## The problem
Answer these questions using the text on COVID-19 disclosure by reporting issuers:
1. Which staff notice did the CSA publish most recently?
2. How many issuers has the SEC charged with making misleading disclosure related to COVID-19?
3. According to the SEC, about how much cash per week was the Cheesecake Factory losing?
[Extract to read]
As the COVID-19 pandemic continues to cause considerable social and economic uncertainty, reporting issuers across all industries must remain diligent in disclosing the impacts of the pandemic – whether realized or anticipated – on their business operations, current financial condition, liquidity, and future prospects. The Canadian Securities Administrators (CSA) has indicated that they are committed to closely monitoring potentially misleading disclosure related to COVID-19,1 but over a year and a half into the pandemic, no Canadian securities regulator has announced charges against any reporting issuers for improper COVID-19 disclosure.

The CSA has conducted studies throughout the COVID-19 pandemic to review disclosure filings and analyze issuers' compliance with National Instrument 51-102 Continuous Disclosure Obligations. Most recently, the CSA published CSA Staff Notice 51-362 (SN 51-362), which summarized their findings and offered guidance on improved disclosure practices.2 SN 51-362 offers important guidance on how issuers should disclose issues relating to COVID-19 and provides insight into how reporting issuers can avoid the scrutiny of Canadian regulators with respect to pandemic-related disclosure.

CASE STUDIES FROM THE UNITED STATES

While we have not yet seen any Canadian proceedings against issuers with respect to inadequate COVID-19 disclosures, the Securities and Exchange Commission (SEC) has announced charges against two issuers for making misleading disclosure related to COVID-19. As the SEC often sets trends followed by Canadian regulators, Canadian reporting issuers may yet see similar proceedings brought in Canada.

1. The Cheesecake Factory: Misleading Disclosure Through Omissions

On December 4, 2020, the SEC announced that it had settled proceedings against the chain restaurant establishment, The Cheesecake Factory Incorporated (Cheesecake Factory). The SEC charged the Cheesecake Factory with having omitted material information from its public filings on the impacts of COVID-19 on its business operations and financial condition.3

The SEC alleged that the Cheesecake Factory stated in its March and April 2020 public filings that its restaurants were "operating sustainably," when in fact it was losing approximately $6 million in cash per week and only had a projected 16 weeks of cash remaining from the date of its disclosures.4 The SEC stated that the Cheesecake Factory also failed to disclose its financial concerns and the steps it was taking to conserve its financial position – for example, the Cheesecake Factory had notified each of its landlords that it would be unable to pay April rent.5 Moreover, to seek additional liquidity, the SEC alleged that the Cheesecake Factory had privately disclosed its actual cash position and projected earnings to lenders and potential private equity investors.6 These allegations would, if found to be true, establish that the Cheesecake Factory failed to satisfy its disclosure obligations.
[/Extract to read]
[Supplied information]
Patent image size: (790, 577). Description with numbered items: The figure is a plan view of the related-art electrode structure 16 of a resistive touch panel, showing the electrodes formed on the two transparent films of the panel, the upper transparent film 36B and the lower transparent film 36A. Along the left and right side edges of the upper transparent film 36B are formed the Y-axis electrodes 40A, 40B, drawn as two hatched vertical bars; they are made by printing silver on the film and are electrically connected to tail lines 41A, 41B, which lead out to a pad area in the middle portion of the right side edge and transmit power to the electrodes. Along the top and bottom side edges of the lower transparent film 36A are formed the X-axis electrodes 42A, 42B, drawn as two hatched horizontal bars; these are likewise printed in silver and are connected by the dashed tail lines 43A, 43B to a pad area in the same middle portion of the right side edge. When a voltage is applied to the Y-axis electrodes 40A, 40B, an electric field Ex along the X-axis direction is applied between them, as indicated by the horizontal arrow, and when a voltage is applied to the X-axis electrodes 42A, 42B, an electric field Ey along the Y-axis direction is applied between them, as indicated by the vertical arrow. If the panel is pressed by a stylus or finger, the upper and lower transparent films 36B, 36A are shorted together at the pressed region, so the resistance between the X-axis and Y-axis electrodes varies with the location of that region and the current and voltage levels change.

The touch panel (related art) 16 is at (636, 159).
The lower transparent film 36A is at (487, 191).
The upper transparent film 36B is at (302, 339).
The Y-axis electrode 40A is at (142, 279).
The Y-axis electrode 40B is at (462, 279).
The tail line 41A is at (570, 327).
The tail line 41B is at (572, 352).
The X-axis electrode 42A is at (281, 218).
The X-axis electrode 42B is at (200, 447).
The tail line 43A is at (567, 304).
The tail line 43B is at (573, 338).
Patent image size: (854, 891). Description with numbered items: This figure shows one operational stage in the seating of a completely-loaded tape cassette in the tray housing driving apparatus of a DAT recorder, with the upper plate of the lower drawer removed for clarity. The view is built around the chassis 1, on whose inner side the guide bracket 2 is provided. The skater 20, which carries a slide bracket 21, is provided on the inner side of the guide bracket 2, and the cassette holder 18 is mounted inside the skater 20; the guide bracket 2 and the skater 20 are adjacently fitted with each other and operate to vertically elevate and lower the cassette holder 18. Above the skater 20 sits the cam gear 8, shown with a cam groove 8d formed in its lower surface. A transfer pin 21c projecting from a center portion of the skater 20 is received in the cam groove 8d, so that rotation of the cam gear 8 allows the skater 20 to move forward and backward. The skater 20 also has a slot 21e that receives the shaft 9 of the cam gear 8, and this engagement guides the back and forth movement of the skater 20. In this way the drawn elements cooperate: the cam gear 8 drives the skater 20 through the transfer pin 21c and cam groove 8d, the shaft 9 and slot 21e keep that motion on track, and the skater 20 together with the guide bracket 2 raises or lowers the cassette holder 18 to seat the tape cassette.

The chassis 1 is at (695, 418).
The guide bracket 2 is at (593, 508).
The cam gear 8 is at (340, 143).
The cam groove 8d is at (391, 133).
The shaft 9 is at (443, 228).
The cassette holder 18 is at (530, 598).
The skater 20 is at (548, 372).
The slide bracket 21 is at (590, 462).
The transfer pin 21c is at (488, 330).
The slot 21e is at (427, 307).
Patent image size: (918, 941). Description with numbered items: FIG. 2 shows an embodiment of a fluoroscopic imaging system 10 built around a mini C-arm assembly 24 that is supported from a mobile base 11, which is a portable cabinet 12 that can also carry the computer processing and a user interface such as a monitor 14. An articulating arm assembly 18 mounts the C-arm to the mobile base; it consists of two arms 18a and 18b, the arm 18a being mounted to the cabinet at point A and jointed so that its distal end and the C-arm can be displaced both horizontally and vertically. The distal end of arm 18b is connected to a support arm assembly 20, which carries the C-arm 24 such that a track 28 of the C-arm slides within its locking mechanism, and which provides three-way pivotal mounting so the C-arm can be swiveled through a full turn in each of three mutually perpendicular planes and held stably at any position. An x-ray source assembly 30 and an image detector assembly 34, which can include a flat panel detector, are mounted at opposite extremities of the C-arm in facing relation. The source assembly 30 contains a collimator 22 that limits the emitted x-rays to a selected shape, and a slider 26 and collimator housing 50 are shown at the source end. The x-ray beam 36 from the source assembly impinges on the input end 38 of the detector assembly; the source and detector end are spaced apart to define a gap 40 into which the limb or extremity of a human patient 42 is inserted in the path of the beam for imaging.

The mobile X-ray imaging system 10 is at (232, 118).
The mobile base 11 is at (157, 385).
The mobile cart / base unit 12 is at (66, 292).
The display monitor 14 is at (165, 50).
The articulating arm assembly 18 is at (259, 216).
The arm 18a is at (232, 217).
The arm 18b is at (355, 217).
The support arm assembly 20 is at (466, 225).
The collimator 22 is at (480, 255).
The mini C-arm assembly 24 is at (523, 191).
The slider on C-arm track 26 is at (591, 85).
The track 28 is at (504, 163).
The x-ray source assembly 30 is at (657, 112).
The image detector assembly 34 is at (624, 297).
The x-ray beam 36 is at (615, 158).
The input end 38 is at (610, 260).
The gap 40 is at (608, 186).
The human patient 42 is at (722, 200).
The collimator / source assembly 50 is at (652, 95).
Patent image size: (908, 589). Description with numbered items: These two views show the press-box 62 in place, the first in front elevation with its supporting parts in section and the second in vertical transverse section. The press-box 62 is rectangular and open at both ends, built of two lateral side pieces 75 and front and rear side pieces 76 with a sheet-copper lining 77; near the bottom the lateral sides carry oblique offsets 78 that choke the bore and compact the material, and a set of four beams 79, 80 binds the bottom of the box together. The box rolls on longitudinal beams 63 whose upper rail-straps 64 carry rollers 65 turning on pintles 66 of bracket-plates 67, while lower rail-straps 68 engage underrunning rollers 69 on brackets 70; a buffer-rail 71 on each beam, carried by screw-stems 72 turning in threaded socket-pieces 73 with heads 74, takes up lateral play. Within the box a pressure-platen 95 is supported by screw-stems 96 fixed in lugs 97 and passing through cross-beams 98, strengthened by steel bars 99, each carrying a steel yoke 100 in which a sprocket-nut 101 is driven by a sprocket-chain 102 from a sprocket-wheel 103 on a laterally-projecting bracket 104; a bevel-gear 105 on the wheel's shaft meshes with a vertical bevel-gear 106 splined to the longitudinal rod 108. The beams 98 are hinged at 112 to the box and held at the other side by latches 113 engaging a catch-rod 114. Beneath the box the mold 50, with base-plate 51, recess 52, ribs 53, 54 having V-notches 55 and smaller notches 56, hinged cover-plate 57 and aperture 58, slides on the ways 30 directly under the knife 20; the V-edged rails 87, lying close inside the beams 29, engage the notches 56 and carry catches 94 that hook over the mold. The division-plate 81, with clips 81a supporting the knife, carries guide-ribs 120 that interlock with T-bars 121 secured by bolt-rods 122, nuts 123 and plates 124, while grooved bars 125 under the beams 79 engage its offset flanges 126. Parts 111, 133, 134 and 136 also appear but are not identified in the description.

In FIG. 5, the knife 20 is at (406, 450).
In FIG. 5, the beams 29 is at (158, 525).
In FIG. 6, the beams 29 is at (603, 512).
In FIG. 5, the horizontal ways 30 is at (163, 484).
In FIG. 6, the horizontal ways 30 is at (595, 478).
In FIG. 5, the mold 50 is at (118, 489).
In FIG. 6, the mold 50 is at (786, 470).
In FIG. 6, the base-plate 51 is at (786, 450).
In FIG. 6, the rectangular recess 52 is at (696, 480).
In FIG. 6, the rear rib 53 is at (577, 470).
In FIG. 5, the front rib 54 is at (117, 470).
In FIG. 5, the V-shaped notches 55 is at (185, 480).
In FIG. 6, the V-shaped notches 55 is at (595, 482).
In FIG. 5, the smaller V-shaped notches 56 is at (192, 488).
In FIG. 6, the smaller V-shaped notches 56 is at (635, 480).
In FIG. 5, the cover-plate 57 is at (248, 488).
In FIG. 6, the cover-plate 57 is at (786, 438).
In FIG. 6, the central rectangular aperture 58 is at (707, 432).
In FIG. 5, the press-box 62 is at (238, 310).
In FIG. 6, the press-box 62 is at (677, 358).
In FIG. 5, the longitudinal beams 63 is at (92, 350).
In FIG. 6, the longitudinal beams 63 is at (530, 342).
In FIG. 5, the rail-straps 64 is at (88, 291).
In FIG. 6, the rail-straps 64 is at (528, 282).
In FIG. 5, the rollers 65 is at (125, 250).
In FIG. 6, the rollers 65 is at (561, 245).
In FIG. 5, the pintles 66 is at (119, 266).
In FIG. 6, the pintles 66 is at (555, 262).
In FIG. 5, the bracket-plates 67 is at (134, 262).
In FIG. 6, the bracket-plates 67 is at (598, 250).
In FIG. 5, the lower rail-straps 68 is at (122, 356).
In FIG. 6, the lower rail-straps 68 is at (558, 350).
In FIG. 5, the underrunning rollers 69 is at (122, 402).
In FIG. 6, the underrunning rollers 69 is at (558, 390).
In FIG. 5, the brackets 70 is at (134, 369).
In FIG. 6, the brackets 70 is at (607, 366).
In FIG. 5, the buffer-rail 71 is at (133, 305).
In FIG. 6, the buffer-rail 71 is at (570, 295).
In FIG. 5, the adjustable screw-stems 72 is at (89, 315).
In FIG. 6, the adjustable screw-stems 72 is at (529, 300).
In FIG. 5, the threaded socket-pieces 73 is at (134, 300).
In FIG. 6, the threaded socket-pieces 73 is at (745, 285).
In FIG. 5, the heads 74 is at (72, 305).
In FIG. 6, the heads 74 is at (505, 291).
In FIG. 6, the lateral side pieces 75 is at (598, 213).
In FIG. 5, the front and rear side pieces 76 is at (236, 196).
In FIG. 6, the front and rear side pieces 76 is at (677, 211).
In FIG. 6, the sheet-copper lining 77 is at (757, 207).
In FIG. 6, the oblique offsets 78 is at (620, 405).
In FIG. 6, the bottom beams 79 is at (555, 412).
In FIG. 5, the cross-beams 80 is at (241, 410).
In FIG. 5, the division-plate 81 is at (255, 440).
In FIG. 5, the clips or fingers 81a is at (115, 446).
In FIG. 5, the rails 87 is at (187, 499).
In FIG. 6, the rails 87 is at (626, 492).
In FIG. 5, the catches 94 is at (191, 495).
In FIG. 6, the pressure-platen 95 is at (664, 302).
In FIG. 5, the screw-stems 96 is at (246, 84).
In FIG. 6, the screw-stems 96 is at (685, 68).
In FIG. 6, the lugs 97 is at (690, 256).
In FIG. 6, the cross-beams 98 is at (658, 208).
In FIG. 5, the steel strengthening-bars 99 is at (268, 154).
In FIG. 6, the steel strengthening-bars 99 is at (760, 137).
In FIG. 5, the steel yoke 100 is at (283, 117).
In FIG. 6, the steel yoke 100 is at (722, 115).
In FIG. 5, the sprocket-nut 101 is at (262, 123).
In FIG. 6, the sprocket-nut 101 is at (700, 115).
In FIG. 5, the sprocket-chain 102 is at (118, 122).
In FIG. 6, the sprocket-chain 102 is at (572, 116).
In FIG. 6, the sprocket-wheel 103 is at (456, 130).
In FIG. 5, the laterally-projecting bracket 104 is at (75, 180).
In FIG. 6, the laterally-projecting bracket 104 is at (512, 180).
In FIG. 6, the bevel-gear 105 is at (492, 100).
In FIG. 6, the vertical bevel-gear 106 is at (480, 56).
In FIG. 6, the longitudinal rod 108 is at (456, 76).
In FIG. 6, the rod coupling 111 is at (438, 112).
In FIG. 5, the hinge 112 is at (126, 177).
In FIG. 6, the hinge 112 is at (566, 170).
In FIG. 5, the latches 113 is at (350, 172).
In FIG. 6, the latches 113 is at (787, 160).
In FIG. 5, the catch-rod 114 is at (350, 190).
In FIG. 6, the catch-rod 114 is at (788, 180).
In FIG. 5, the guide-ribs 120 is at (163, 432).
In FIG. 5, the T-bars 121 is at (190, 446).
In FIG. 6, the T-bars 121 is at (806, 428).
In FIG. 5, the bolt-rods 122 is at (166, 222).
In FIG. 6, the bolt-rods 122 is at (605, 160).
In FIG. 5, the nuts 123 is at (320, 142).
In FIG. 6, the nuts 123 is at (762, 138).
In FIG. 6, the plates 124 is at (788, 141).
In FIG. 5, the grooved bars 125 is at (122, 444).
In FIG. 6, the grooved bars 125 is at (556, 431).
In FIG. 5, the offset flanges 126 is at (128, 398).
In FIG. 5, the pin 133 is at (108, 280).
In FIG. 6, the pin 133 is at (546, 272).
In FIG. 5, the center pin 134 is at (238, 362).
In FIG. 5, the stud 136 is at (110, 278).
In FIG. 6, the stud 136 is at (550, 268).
[/Supplied information]
## Response
1. CSA Staff Notice 51-362 (SN 51-362)
2. Two
3. Approximately $6 million